Isolate every line in the data with the string "Distance" and copy it.
[BEGIN Listed records]
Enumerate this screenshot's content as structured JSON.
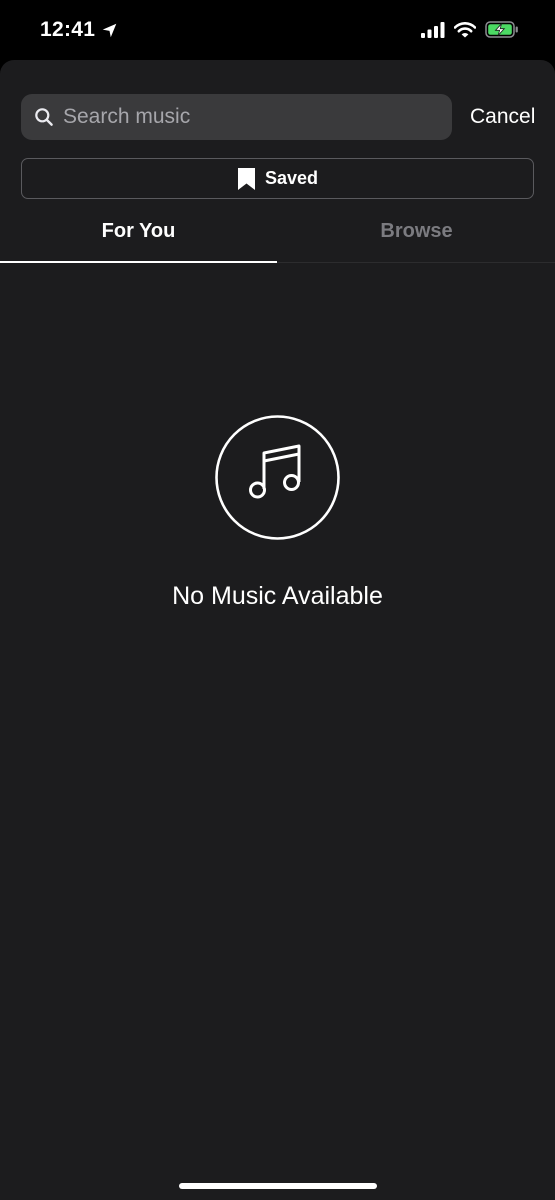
{
  "status_bar": {
    "time": "12:41",
    "icons": [
      "location-arrow-icon",
      "cellular-signal-icon",
      "wifi-icon",
      "battery-charging-icon"
    ],
    "battery_color": "#4cd964"
  },
  "search": {
    "placeholder": "Search music",
    "value": "",
    "cancel_label": "Cancel"
  },
  "saved": {
    "label": "Saved",
    "icon": "bookmark-icon"
  },
  "tabs": [
    {
      "label": "For You",
      "active": true
    },
    {
      "label": "Browse",
      "active": false
    }
  ],
  "empty_state": {
    "icon": "music-note-icon",
    "message": "No Music Available"
  },
  "colors": {
    "background": "#1c1c1e",
    "search_field": "#3a3a3c",
    "inactive_tab": "#7b7b80",
    "text": "#ffffff"
  }
}
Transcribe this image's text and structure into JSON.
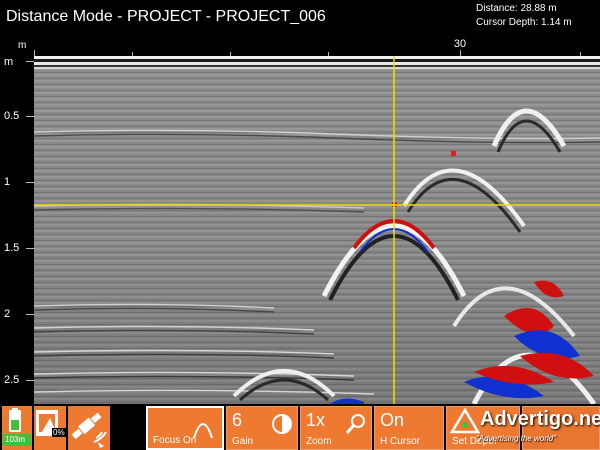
{
  "app": {
    "title": "Distance Mode - PROJECT - PROJECT_006"
  },
  "readouts": {
    "distance": "Distance: 28.88 m",
    "cursor_depth": "Cursor Depth: 1.14 m"
  },
  "ruler": {
    "h_unit": "m",
    "h_tick_label": "30",
    "v_unit": "m",
    "v_labels": [
      "0.5",
      "1",
      "1.5",
      "2",
      "2.5"
    ]
  },
  "status": {
    "battery_label": "103m",
    "storage_label": "0%",
    "gps_icon": "satellite-icon"
  },
  "toolbar": {
    "focus": {
      "value": "",
      "label": "Focus On"
    },
    "gain": {
      "value": "6",
      "label": "Gain"
    },
    "zoom": {
      "value": "1x",
      "label": "Zoom"
    },
    "hcursor": {
      "value": "On",
      "label": "H Cursor"
    },
    "setdepth": {
      "value": "",
      "label": "Set Depth"
    }
  },
  "watermark": {
    "brand": "Advertigo.net",
    "slogan": "\"Advertising the world\""
  },
  "colors": {
    "accent": "#ee7a31",
    "cursor": "#f0e000",
    "hyperbola_red": "#d01010",
    "hyperbola_blue": "#1030d0"
  }
}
[END Listed records]
The result:
    "title": "Distance Mode - PROJECT - PROJECT_006"
    "distance": "Distance: 28.88 m",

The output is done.